**WRITTEN TASK:**
Quote all of the data exactly as given. Skip every picture it contains.

**INPUT MATERIAL:**
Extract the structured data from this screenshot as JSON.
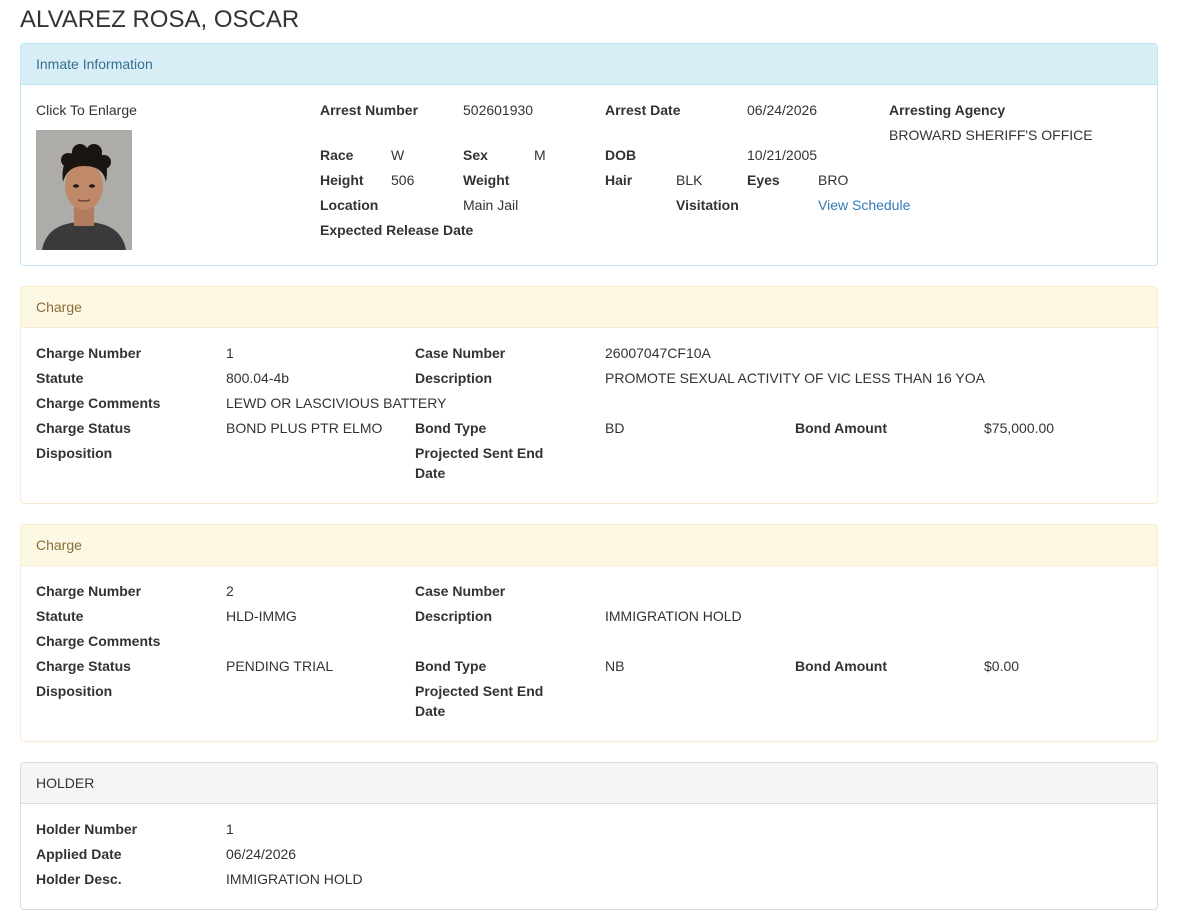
{
  "page": {
    "title": "ALVAREZ ROSA, OSCAR"
  },
  "inmate_info": {
    "heading": "Inmate Information",
    "click_to_enlarge": "Click To Enlarge",
    "arrest_number_label": "Arrest Number",
    "arrest_number": "502601930",
    "arrest_date_label": "Arrest Date",
    "arrest_date": "06/24/2026",
    "arresting_agency_label": "Arresting Agency",
    "arresting_agency": "BROWARD SHERIFF'S OFFICE",
    "race_label": "Race",
    "race": "W",
    "sex_label": "Sex",
    "sex": "M",
    "dob_label": "DOB",
    "dob": "10/21/2005",
    "height_label": "Height",
    "height": "506",
    "weight_label": "Weight",
    "hair_label": "Hair",
    "hair": "BLK",
    "eyes_label": "Eyes",
    "eyes": "BRO",
    "location_label": "Location",
    "location": "Main Jail",
    "visitation_label": "Visitation",
    "visitation_link": "View Schedule",
    "expected_release_label": "Expected Release Date"
  },
  "charges": [
    {
      "heading": "Charge",
      "charge_number_label": "Charge Number",
      "charge_number": "1",
      "case_number_label": "Case Number",
      "case_number": "26007047CF10A",
      "statute_label": "Statute",
      "statute": "800.04-4b",
      "description_label": "Description",
      "description": "PROMOTE SEXUAL ACTIVITY OF VIC LESS THAN 16 YOA",
      "charge_comments_label": "Charge Comments",
      "charge_comments": "LEWD OR LASCIVIOUS BATTERY",
      "charge_status_label": "Charge Status",
      "charge_status": "BOND PLUS PTR ELMO",
      "bond_type_label": "Bond Type",
      "bond_type": "BD",
      "bond_amount_label": "Bond Amount",
      "bond_amount": "$75,000.00",
      "disposition_label": "Disposition",
      "projected_label_line1": "Projected Sent End",
      "projected_label_line2": "Date"
    },
    {
      "heading": "Charge",
      "charge_number_label": "Charge Number",
      "charge_number": "2",
      "case_number_label": "Case Number",
      "case_number": "",
      "statute_label": "Statute",
      "statute": "HLD-IMMG",
      "description_label": "Description",
      "description": "IMMIGRATION HOLD",
      "charge_comments_label": "Charge Comments",
      "charge_comments": "",
      "charge_status_label": "Charge Status",
      "charge_status": "PENDING TRIAL",
      "bond_type_label": "Bond Type",
      "bond_type": "NB",
      "bond_amount_label": "Bond Amount",
      "bond_amount": "$0.00",
      "disposition_label": "Disposition",
      "projected_label_line1": "Projected Sent End",
      "projected_label_line2": "Date"
    }
  ],
  "holder": {
    "heading": "HOLDER",
    "holder_number_label": "Holder Number",
    "holder_number": "1",
    "applied_date_label": "Applied Date",
    "applied_date": "06/24/2026",
    "holder_desc_label": "Holder Desc.",
    "holder_desc": "IMMIGRATION HOLD"
  },
  "colors": {
    "info_heading_bg": "#d9edf7",
    "info_heading_text": "#31708f",
    "charge_heading_bg": "#fcf8e3",
    "charge_heading_text": "#8a6d3b",
    "holder_heading_bg": "#f5f5f5",
    "link": "#337ab7"
  },
  "icons": {
    "mugshot": "inmate-photo"
  }
}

**EXPECTED ANSWER:**
Extract the structured data from this screenshot as JSON.
{
  "page": {
    "title": "ALVAREZ ROSA, OSCAR"
  },
  "inmate_info": {
    "heading": "Inmate Information",
    "click_to_enlarge": "Click To Enlarge",
    "arrest_number_label": "Arrest Number",
    "arrest_number": "502601930",
    "arrest_date_label": "Arrest Date",
    "arrest_date": "06/24/2026",
    "arresting_agency_label": "Arresting Agency",
    "arresting_agency": "BROWARD SHERIFF'S OFFICE",
    "race_label": "Race",
    "race": "W",
    "sex_label": "Sex",
    "sex": "M",
    "dob_label": "DOB",
    "dob": "10/21/2005",
    "height_label": "Height",
    "height": "506",
    "weight_label": "Weight",
    "hair_label": "Hair",
    "hair": "BLK",
    "eyes_label": "Eyes",
    "eyes": "BRO",
    "location_label": "Location",
    "location": "Main Jail",
    "visitation_label": "Visitation",
    "visitation_link": "View Schedule",
    "expected_release_label": "Expected Release Date"
  },
  "charges": [
    {
      "heading": "Charge",
      "charge_number_label": "Charge Number",
      "charge_number": "1",
      "case_number_label": "Case Number",
      "case_number": "26007047CF10A",
      "statute_label": "Statute",
      "statute": "800.04-4b",
      "description_label": "Description",
      "description": "PROMOTE SEXUAL ACTIVITY OF VIC LESS THAN 16 YOA",
      "charge_comments_label": "Charge Comments",
      "charge_comments": "LEWD OR LASCIVIOUS BATTERY",
      "charge_status_label": "Charge Status",
      "charge_status": "BOND PLUS PTR ELMO",
      "bond_type_label": "Bond Type",
      "bond_type": "BD",
      "bond_amount_label": "Bond Amount",
      "bond_amount": "$75,000.00",
      "disposition_label": "Disposition",
      "projected_label_line1": "Projected Sent End",
      "projected_label_line2": "Date"
    },
    {
      "heading": "Charge",
      "charge_number_label": "Charge Number",
      "charge_number": "2",
      "case_number_label": "Case Number",
      "case_number": "",
      "statute_label": "Statute",
      "statute": "HLD-IMMG",
      "description_label": "Description",
      "description": "IMMIGRATION HOLD",
      "charge_comments_label": "Charge Comments",
      "charge_comments": "",
      "charge_status_label": "Charge Status",
      "charge_status": "PENDING TRIAL",
      "bond_type_label": "Bond Type",
      "bond_type": "NB",
      "bond_amount_label": "Bond Amount",
      "bond_amount": "$0.00",
      "disposition_label": "Disposition",
      "projected_label_line1": "Projected Sent End",
      "projected_label_line2": "Date"
    }
  ],
  "holder": {
    "heading": "HOLDER",
    "holder_number_label": "Holder Number",
    "holder_number": "1",
    "applied_date_label": "Applied Date",
    "applied_date": "06/24/2026",
    "holder_desc_label": "Holder Desc.",
    "holder_desc": "IMMIGRATION HOLD"
  },
  "colors": {
    "info_heading_bg": "#d9edf7",
    "info_heading_text": "#31708f",
    "charge_heading_bg": "#fcf8e3",
    "charge_heading_text": "#8a6d3b",
    "holder_heading_bg": "#f5f5f5",
    "link": "#337ab7"
  },
  "icons": {
    "mugshot": "inmate-photo"
  }
}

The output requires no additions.